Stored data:
* Start *

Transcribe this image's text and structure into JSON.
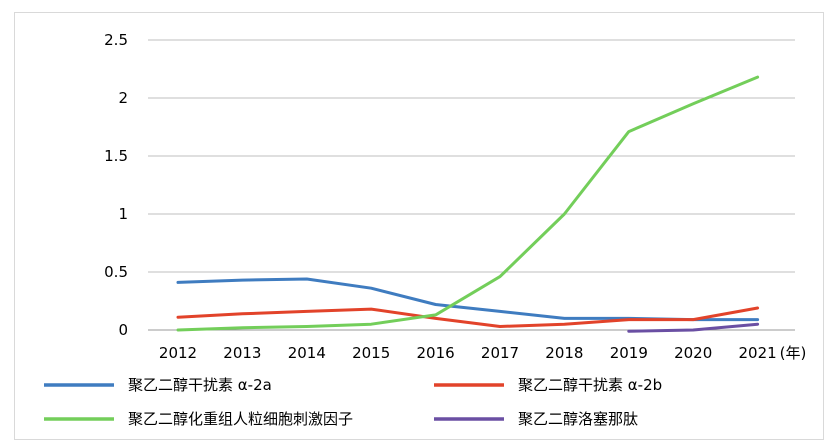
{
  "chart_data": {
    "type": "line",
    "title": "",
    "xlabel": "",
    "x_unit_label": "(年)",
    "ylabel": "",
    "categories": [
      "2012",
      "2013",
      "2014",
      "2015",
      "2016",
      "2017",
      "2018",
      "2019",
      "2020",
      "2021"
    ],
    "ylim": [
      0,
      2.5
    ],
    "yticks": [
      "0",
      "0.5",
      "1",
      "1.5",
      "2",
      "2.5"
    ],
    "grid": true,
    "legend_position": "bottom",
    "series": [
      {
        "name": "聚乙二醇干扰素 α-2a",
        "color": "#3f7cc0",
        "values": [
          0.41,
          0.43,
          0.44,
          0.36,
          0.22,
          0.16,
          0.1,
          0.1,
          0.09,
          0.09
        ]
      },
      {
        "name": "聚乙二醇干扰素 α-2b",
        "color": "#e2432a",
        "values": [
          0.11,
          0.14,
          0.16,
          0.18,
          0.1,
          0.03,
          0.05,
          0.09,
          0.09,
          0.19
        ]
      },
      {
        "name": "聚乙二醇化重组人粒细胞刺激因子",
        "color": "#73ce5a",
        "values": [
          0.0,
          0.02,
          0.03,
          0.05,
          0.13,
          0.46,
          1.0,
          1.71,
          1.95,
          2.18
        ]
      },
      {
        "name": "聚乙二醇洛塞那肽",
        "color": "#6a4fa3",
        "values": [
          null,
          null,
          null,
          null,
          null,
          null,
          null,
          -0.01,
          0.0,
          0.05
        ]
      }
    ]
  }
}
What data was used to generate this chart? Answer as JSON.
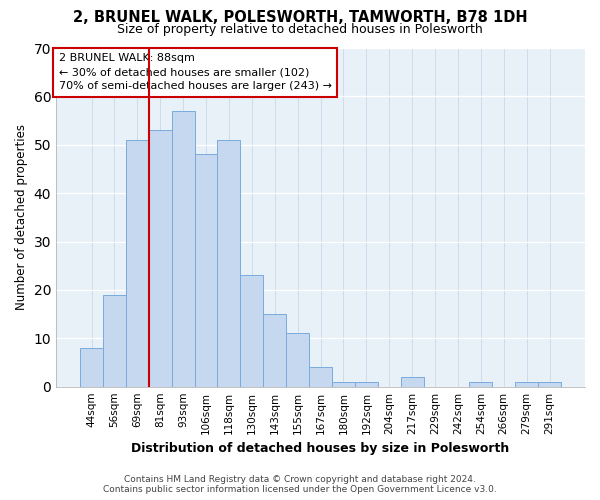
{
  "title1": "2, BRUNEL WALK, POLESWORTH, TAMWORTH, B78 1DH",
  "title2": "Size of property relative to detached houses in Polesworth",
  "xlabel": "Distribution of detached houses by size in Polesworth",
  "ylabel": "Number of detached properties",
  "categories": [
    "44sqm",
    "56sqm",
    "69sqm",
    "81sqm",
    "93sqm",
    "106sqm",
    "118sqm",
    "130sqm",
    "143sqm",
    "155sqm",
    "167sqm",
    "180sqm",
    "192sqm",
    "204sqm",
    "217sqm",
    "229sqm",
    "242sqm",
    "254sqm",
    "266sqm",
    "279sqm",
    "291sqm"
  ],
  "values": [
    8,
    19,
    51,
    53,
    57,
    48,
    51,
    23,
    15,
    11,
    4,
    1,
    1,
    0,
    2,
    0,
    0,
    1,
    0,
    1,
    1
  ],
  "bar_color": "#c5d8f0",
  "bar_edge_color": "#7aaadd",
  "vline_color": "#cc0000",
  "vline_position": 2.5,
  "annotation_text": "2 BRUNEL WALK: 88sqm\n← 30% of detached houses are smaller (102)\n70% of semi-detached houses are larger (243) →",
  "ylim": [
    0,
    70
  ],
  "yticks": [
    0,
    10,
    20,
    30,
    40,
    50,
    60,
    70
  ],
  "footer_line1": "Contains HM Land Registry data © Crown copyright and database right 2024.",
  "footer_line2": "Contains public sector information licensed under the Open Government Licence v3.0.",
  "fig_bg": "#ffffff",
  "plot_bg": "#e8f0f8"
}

* End *
* Start *

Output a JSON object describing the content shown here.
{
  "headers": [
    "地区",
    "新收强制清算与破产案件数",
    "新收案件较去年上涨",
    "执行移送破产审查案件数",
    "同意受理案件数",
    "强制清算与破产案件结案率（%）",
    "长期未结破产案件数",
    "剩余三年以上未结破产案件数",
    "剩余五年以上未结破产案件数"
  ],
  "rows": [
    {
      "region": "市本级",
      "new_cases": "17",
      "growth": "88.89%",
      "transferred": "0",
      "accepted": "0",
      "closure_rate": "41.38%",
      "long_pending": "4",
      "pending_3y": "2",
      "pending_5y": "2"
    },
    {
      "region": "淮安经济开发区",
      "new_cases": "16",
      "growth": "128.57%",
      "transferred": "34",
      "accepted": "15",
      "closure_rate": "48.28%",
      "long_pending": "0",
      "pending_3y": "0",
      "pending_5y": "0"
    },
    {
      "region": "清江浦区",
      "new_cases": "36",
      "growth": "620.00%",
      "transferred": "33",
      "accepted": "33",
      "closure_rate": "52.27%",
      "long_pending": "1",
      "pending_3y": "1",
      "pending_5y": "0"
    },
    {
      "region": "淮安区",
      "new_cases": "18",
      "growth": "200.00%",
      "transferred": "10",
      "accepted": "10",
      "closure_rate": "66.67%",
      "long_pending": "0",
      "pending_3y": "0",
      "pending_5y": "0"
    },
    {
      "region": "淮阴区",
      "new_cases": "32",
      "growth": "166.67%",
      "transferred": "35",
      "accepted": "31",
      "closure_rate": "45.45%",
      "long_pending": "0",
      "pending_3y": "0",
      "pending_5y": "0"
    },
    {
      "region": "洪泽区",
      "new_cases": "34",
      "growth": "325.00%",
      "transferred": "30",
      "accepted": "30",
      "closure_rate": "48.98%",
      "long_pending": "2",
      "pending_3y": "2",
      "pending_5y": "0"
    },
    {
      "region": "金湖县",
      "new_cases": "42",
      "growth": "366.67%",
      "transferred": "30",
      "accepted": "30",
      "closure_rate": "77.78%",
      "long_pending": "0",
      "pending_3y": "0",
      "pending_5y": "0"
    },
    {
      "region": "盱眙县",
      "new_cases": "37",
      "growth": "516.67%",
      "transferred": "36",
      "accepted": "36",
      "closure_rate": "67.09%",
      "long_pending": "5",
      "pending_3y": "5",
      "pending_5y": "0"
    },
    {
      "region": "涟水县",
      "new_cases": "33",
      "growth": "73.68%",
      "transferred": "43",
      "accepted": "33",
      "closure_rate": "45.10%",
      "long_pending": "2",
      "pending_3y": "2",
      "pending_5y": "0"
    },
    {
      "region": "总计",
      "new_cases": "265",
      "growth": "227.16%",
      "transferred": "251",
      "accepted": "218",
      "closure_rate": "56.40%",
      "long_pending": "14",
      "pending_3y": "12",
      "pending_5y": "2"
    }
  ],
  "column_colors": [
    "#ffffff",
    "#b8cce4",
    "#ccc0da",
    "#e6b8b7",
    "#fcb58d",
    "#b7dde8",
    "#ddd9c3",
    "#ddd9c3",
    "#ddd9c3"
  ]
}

* End *

> **Requirements**: Which lines hold the string "ylabel"? List them all.

> **Response below**:
    "ylabel": "",
  "ylabel": "Number of detached properties",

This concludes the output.